**SHORT EXERCISE**.
How many of the lines here include "foot"? Answer with a single number.

---------- DATASET ENTRIES ----------

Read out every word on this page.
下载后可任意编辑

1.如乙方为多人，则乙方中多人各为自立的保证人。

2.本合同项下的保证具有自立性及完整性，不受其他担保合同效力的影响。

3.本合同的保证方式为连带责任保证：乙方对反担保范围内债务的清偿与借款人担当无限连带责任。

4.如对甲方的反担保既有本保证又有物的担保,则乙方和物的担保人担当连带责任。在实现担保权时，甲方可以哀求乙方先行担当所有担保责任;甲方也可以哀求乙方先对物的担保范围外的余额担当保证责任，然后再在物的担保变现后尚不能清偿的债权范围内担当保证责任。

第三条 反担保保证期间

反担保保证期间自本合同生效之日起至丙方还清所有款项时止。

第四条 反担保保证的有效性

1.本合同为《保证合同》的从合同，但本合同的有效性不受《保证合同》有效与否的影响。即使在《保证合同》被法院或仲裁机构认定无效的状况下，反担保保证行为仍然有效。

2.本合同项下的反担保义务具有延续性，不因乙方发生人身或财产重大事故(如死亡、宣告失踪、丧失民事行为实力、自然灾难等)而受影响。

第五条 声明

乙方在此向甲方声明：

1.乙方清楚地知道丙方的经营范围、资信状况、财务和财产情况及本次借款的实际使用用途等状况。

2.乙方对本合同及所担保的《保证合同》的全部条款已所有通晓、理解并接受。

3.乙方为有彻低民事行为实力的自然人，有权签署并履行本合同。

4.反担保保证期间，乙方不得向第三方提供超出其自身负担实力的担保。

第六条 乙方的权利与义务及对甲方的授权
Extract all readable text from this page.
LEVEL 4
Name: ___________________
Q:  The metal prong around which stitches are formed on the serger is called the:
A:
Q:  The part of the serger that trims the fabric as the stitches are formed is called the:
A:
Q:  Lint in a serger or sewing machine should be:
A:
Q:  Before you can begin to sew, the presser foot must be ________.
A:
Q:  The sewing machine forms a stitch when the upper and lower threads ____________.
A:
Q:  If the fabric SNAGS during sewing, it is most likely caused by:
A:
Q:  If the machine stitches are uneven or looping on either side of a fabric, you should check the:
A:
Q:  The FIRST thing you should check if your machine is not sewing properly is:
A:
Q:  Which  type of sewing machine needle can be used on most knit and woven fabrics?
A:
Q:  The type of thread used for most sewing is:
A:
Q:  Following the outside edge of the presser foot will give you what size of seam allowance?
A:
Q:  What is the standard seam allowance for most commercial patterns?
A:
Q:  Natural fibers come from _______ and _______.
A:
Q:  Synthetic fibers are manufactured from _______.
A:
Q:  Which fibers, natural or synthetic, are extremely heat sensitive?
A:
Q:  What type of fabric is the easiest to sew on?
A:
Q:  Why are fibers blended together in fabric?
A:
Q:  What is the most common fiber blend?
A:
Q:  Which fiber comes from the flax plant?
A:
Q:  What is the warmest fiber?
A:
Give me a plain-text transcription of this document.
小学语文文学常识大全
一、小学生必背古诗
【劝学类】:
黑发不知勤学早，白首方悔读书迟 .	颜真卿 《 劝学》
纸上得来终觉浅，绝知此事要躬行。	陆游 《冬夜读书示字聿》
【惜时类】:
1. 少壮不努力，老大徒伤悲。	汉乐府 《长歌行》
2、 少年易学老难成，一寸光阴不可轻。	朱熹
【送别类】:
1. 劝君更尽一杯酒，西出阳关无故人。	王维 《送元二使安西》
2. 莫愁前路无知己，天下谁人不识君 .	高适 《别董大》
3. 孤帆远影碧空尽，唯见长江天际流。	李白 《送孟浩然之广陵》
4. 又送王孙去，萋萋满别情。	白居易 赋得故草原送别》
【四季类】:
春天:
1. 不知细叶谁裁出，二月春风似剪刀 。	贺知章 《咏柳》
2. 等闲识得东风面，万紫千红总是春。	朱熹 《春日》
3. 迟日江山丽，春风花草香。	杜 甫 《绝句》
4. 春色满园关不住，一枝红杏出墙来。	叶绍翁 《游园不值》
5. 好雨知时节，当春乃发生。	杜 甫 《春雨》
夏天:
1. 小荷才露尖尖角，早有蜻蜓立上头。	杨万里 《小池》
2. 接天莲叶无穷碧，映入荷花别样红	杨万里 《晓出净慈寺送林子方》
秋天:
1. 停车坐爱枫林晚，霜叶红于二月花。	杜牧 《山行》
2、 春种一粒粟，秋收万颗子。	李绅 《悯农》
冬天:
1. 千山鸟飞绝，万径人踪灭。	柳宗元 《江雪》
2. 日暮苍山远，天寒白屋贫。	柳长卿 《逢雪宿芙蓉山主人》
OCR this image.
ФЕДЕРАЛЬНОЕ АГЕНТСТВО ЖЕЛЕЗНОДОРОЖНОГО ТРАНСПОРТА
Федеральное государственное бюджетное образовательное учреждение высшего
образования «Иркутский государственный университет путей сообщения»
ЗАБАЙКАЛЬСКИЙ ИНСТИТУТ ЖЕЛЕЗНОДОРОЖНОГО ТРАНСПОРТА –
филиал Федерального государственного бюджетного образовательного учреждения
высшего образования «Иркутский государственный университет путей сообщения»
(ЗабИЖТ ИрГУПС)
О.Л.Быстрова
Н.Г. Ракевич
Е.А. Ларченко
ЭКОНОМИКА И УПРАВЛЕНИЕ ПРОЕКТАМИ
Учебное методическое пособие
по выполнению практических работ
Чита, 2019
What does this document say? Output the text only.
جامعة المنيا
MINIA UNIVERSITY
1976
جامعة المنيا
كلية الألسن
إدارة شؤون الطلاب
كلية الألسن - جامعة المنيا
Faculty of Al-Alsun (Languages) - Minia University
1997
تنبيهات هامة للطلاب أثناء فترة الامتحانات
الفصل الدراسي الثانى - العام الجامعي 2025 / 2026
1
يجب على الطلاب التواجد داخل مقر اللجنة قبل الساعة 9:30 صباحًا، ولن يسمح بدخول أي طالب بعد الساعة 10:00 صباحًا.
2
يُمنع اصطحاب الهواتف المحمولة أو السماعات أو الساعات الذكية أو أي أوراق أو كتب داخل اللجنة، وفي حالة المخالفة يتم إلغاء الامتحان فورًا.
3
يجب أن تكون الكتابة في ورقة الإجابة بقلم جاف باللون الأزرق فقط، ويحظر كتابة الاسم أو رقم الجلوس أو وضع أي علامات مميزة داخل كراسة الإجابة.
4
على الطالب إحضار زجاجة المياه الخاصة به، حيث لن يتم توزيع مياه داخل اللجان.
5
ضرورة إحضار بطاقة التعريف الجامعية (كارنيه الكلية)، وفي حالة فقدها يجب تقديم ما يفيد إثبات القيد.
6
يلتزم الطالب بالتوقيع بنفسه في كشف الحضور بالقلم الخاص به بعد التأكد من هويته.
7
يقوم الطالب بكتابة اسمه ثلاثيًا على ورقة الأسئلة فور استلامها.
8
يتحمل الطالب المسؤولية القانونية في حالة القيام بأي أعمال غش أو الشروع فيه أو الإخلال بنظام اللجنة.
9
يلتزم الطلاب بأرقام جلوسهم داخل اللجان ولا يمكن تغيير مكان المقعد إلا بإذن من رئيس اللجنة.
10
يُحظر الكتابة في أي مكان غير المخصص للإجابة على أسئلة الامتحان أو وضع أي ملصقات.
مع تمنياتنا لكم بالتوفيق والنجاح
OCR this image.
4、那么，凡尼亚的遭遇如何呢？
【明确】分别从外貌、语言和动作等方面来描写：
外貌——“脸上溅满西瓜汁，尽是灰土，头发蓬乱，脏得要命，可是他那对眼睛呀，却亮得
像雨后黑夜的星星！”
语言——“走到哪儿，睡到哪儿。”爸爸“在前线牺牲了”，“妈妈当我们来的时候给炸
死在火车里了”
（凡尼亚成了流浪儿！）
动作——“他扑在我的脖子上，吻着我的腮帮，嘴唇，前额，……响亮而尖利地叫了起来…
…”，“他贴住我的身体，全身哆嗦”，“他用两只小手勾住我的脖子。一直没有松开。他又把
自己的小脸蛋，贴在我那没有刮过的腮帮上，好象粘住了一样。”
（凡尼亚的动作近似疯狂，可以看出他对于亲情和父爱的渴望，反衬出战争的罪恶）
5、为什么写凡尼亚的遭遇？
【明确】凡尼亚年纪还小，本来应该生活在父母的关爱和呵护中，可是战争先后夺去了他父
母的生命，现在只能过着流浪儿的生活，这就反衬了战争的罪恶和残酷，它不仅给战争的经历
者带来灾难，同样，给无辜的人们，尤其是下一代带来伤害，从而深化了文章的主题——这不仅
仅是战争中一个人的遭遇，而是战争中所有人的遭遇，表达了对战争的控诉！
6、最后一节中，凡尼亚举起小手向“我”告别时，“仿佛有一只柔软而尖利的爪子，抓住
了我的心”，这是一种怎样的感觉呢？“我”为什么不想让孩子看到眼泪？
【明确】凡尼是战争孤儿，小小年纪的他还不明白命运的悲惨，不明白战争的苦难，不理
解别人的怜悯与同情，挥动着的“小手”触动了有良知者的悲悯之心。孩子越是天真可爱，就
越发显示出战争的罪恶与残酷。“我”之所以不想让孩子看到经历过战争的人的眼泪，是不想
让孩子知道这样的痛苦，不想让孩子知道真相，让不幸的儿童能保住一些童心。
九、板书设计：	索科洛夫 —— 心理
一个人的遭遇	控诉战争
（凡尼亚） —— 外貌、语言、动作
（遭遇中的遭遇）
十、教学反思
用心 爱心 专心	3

----------

**SOLUTION FOR THIS PROBLEM**.
2